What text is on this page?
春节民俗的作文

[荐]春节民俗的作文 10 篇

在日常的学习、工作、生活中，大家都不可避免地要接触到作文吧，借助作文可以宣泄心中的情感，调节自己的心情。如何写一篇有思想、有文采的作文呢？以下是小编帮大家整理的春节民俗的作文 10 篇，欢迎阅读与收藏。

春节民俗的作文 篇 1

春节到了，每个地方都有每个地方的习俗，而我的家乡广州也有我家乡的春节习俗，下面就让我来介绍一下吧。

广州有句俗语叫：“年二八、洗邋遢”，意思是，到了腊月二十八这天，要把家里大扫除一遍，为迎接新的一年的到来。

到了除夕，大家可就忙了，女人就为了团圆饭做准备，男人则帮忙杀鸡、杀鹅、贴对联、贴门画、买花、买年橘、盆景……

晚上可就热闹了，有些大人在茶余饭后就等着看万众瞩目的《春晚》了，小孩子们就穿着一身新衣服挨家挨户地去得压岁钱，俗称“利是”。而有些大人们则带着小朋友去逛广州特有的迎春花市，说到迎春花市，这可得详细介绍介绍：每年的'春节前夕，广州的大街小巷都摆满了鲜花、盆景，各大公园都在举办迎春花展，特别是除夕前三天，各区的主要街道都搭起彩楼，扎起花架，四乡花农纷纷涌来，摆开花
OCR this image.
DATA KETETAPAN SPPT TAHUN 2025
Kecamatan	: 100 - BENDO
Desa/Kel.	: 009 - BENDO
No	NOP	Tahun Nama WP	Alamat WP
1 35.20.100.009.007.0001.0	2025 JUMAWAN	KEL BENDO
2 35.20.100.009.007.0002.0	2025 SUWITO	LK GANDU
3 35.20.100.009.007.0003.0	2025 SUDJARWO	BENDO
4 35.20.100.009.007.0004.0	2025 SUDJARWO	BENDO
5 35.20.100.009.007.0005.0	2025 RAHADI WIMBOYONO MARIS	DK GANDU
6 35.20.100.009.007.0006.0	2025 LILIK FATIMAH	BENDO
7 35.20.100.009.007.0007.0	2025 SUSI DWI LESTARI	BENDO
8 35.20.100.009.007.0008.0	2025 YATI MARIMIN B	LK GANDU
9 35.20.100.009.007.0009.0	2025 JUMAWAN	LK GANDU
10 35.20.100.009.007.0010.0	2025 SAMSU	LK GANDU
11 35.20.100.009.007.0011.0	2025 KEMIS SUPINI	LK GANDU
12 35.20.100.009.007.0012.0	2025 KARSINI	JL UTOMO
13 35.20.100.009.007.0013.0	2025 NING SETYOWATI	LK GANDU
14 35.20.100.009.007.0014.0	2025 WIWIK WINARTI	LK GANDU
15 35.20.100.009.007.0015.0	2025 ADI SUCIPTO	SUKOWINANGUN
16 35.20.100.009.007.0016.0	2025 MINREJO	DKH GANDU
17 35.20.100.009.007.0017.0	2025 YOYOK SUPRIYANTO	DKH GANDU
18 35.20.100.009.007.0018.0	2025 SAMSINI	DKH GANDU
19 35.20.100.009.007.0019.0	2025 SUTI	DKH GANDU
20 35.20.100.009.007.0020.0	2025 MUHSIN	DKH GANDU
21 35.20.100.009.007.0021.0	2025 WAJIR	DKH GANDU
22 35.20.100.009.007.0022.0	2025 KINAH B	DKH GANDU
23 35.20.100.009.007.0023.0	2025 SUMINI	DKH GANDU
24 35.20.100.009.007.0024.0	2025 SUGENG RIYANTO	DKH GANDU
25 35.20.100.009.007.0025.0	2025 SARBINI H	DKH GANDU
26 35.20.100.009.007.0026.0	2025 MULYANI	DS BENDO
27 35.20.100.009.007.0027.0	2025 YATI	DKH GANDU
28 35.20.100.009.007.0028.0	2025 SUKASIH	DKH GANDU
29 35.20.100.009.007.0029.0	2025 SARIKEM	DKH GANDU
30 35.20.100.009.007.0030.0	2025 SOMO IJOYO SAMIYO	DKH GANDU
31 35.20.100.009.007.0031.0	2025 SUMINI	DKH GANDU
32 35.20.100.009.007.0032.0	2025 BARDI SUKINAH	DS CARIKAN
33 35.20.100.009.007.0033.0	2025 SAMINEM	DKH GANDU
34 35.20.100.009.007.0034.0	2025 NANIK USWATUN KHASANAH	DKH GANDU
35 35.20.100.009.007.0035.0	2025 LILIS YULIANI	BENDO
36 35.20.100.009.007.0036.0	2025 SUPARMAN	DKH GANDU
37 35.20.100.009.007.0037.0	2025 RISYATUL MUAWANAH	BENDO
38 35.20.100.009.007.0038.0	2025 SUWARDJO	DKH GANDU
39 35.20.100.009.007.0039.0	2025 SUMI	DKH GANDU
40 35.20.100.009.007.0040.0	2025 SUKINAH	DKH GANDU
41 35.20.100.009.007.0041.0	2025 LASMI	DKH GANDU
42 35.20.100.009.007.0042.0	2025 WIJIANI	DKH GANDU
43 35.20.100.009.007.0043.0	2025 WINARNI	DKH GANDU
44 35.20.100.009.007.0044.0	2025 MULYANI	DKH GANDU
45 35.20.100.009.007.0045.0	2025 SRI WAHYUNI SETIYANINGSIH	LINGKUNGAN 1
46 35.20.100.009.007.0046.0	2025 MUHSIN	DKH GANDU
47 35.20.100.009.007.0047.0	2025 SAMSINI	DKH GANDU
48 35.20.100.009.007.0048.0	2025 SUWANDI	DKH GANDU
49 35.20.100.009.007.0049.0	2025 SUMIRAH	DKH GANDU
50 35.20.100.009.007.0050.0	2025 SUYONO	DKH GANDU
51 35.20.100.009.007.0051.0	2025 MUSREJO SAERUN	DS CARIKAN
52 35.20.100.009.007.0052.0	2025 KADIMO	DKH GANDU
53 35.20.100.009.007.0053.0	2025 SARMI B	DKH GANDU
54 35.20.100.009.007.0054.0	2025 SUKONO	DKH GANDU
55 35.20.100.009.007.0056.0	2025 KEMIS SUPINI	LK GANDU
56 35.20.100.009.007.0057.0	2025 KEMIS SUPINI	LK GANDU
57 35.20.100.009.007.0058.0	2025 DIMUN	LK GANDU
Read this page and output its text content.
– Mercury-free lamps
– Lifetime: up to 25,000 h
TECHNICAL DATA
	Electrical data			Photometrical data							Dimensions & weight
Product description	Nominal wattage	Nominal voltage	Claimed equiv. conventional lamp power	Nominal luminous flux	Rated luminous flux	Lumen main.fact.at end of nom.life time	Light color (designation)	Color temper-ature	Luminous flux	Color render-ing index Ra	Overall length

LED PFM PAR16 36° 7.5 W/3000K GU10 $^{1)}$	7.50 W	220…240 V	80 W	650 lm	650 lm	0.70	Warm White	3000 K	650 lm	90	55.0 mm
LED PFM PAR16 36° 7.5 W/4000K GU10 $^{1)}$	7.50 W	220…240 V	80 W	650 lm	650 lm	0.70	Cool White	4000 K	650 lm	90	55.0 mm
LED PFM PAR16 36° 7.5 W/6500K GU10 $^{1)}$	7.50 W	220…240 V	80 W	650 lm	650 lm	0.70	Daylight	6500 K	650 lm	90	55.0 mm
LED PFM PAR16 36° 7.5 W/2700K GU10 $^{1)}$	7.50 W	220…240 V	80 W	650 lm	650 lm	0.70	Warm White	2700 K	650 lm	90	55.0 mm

= = = =

Goal |
Filter the records above for lines containing the word "page", and copy those lines.

Response |
What text is on this page?
Read this page and output its text content.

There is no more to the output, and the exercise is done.